ENTRIES:
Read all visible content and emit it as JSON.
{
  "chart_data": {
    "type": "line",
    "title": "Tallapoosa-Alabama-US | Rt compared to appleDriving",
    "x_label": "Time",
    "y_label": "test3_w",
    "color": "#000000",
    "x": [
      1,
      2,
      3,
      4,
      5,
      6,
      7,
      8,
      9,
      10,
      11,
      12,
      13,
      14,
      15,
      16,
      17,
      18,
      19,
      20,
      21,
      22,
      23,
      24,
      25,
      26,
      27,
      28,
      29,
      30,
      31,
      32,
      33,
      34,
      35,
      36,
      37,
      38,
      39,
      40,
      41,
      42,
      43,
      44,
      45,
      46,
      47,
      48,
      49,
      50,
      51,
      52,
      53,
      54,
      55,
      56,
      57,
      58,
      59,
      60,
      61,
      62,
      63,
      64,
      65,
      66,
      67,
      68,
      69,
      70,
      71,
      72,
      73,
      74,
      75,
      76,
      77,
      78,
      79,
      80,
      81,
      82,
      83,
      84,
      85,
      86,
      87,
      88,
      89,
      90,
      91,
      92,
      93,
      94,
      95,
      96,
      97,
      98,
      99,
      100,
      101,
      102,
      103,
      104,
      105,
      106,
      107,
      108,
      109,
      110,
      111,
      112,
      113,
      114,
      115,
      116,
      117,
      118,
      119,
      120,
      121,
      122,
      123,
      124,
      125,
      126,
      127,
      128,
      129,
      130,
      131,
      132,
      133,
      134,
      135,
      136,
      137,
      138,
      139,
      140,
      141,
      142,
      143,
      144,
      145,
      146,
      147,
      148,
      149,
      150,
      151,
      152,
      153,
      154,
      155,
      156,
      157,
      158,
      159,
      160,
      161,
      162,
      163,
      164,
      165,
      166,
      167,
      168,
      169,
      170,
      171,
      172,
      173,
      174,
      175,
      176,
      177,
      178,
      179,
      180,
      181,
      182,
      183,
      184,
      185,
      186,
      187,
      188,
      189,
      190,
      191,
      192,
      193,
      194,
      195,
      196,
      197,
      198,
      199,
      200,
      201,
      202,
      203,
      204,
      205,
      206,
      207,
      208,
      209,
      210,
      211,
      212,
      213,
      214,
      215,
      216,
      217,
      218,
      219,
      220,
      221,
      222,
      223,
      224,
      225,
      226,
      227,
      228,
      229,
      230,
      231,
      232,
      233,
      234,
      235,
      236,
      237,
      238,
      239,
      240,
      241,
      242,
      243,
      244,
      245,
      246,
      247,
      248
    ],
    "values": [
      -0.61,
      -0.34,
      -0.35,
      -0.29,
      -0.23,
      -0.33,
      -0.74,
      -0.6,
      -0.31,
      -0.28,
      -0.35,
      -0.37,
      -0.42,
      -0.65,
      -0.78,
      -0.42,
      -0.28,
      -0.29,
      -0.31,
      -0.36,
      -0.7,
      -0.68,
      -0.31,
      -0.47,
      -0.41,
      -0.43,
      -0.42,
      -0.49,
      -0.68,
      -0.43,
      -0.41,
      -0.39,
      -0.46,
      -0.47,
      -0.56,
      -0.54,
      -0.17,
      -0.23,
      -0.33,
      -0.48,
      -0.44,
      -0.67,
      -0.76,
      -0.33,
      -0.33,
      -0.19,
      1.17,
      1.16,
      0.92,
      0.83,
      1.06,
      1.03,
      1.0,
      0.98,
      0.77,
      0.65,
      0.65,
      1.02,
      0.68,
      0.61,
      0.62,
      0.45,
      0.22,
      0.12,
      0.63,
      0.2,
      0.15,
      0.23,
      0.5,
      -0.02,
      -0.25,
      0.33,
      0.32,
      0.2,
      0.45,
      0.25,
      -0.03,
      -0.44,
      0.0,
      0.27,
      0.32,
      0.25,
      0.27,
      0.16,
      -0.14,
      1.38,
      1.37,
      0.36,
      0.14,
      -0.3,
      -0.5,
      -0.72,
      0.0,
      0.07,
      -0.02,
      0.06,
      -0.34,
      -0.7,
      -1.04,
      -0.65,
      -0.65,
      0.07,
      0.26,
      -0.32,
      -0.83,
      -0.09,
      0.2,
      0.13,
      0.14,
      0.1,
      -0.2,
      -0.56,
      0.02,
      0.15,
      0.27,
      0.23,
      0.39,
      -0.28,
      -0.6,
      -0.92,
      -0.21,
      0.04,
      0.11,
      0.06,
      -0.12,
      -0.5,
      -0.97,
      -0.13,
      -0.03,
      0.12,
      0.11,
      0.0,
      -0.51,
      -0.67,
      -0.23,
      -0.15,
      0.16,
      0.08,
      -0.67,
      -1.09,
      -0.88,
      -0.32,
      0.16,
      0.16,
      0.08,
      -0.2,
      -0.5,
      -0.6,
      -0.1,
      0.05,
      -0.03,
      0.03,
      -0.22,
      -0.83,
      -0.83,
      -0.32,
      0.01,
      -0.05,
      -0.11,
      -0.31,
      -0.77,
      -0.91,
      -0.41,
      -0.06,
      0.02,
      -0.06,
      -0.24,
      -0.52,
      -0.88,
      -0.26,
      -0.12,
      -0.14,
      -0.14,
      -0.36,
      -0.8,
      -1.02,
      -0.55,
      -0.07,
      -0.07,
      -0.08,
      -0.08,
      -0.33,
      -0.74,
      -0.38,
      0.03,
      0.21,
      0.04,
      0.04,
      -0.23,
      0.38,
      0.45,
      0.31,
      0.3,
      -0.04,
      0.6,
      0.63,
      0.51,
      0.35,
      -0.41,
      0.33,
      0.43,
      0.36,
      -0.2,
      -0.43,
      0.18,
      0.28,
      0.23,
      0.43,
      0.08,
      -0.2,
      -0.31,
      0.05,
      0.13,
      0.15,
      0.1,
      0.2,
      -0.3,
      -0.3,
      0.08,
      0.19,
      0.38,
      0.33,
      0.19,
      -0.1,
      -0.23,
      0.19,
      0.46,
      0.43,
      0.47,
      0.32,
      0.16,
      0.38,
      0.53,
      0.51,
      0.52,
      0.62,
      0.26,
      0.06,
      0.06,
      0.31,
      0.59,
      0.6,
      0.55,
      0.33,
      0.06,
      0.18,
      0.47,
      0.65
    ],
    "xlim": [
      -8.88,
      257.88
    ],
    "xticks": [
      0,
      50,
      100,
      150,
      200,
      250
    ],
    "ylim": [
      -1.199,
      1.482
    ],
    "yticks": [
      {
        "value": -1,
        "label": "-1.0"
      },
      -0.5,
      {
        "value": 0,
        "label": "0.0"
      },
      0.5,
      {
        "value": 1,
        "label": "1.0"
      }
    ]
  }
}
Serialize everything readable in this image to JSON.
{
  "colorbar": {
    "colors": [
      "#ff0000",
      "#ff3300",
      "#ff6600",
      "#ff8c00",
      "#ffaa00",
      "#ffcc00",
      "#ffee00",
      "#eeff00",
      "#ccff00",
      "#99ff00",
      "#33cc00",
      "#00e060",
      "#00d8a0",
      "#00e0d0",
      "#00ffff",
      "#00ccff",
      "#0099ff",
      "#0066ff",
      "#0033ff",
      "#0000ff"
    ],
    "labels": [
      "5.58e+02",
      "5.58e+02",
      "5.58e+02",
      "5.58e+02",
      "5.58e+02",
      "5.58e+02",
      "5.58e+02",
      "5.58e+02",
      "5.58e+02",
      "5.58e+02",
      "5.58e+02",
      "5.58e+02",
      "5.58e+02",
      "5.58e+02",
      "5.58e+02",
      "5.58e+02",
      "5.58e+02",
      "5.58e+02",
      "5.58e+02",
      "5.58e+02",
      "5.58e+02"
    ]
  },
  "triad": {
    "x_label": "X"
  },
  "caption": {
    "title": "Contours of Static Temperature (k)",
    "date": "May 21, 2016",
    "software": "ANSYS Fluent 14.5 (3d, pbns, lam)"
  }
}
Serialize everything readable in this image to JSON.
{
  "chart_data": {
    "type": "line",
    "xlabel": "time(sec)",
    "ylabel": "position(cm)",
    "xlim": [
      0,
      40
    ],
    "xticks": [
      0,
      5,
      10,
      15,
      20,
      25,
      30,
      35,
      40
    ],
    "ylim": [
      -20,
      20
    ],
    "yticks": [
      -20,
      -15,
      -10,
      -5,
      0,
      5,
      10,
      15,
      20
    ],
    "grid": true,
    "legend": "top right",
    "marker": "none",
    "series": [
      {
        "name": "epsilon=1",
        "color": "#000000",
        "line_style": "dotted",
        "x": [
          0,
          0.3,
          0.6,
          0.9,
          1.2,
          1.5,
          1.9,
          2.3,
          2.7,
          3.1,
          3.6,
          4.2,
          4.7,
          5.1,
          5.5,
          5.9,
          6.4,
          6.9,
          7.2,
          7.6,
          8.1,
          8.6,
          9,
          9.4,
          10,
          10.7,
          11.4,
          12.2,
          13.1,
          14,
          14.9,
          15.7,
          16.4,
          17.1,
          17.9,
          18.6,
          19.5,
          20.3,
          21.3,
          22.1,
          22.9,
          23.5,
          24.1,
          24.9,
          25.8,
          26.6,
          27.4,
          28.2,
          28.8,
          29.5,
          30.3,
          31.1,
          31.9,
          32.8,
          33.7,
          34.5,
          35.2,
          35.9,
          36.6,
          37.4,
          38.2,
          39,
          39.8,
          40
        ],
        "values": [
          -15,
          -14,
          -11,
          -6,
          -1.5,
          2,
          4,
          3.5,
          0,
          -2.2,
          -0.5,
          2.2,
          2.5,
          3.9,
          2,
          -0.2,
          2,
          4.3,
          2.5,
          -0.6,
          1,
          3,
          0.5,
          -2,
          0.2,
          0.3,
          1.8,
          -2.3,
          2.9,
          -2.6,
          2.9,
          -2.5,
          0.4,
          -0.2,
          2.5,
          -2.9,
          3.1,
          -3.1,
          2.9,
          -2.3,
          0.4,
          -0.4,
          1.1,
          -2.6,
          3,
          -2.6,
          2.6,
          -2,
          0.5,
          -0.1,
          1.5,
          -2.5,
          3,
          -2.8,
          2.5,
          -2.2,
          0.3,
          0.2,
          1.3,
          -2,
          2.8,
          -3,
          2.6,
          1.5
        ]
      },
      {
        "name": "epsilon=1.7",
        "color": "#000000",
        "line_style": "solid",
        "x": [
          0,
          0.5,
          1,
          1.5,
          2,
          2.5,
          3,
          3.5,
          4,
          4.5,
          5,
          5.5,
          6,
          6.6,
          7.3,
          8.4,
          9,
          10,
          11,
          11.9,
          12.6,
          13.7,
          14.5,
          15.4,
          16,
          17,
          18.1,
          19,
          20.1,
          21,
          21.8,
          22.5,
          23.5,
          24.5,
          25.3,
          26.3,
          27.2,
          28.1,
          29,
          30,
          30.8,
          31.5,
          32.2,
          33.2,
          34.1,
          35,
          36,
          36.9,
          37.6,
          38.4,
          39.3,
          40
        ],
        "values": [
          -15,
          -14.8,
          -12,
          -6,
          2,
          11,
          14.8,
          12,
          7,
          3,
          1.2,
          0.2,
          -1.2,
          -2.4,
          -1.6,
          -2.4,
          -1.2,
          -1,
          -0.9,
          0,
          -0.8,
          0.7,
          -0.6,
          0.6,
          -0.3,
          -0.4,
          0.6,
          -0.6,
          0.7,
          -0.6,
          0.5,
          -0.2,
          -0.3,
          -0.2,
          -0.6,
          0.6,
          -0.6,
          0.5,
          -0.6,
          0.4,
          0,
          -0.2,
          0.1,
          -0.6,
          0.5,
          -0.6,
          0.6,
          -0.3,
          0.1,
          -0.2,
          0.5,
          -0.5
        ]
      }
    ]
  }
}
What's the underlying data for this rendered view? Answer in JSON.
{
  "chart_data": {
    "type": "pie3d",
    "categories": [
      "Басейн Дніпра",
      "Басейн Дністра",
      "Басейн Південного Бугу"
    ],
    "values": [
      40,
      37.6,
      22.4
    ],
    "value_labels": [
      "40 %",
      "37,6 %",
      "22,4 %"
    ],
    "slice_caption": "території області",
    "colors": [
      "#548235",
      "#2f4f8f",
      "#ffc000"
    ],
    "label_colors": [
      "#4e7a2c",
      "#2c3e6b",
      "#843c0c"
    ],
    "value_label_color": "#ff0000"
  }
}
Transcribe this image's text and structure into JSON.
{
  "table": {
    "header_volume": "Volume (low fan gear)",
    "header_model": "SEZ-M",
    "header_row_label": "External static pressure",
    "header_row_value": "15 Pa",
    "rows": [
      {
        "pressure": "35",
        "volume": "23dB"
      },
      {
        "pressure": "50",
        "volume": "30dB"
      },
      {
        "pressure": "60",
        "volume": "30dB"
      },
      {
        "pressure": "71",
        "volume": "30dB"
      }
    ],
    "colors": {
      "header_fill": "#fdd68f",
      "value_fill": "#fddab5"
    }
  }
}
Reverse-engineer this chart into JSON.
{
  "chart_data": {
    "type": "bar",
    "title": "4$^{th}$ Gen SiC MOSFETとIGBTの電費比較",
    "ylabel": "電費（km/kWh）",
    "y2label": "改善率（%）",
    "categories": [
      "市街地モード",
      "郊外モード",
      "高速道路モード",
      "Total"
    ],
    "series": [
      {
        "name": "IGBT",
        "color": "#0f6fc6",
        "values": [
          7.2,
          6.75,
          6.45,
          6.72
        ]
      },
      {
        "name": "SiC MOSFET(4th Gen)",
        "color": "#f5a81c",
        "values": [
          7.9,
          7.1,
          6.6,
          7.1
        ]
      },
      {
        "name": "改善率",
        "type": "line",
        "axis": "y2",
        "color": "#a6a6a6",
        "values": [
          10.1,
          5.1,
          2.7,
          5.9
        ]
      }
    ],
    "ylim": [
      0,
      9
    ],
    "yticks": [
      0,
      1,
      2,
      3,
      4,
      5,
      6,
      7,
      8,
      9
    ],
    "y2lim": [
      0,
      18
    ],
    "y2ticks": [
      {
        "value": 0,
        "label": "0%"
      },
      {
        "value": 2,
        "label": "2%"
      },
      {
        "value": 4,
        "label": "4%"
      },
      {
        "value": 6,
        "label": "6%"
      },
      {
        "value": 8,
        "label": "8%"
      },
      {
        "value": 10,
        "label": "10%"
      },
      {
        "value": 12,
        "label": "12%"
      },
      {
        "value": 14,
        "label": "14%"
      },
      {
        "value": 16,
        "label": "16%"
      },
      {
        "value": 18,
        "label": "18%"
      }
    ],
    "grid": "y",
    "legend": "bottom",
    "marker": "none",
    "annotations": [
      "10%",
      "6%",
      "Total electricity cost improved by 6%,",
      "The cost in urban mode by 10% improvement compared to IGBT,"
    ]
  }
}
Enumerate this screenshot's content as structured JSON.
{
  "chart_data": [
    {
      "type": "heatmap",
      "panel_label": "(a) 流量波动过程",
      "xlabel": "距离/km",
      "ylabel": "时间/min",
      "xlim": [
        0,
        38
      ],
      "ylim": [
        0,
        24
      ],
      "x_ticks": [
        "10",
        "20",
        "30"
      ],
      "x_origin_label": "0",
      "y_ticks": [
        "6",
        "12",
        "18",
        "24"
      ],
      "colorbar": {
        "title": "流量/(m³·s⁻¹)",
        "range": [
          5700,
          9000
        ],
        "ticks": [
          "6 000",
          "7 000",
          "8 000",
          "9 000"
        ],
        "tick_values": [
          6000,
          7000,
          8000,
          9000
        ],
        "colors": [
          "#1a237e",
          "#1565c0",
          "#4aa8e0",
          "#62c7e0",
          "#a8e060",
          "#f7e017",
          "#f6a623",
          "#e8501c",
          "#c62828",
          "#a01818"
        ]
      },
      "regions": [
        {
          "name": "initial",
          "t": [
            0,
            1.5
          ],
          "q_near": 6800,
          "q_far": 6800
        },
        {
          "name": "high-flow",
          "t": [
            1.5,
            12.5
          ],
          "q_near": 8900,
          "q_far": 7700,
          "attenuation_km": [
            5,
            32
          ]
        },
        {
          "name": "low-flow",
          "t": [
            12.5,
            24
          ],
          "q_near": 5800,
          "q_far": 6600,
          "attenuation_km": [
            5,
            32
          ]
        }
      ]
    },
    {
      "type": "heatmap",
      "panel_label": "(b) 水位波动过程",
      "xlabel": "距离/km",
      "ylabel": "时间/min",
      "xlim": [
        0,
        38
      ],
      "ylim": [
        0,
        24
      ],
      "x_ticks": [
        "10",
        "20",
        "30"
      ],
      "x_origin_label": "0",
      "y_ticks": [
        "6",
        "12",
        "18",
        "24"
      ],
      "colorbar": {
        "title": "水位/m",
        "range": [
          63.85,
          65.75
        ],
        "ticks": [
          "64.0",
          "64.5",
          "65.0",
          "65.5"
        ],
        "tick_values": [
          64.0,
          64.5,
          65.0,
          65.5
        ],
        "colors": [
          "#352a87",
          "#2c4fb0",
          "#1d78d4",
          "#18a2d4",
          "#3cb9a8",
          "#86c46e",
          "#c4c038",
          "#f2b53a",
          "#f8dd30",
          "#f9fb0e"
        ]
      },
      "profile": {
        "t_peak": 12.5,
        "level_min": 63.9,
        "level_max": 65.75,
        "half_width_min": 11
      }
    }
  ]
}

BRIEF: Each line in the entries above that includes the string "pressure" should be extracted.

RIGHT ANSWER:
    "header_row_label": "External static pressure",
        "pressure": "35",
        "pressure": "50",
        "pressure": "60",
        "pressure": "71",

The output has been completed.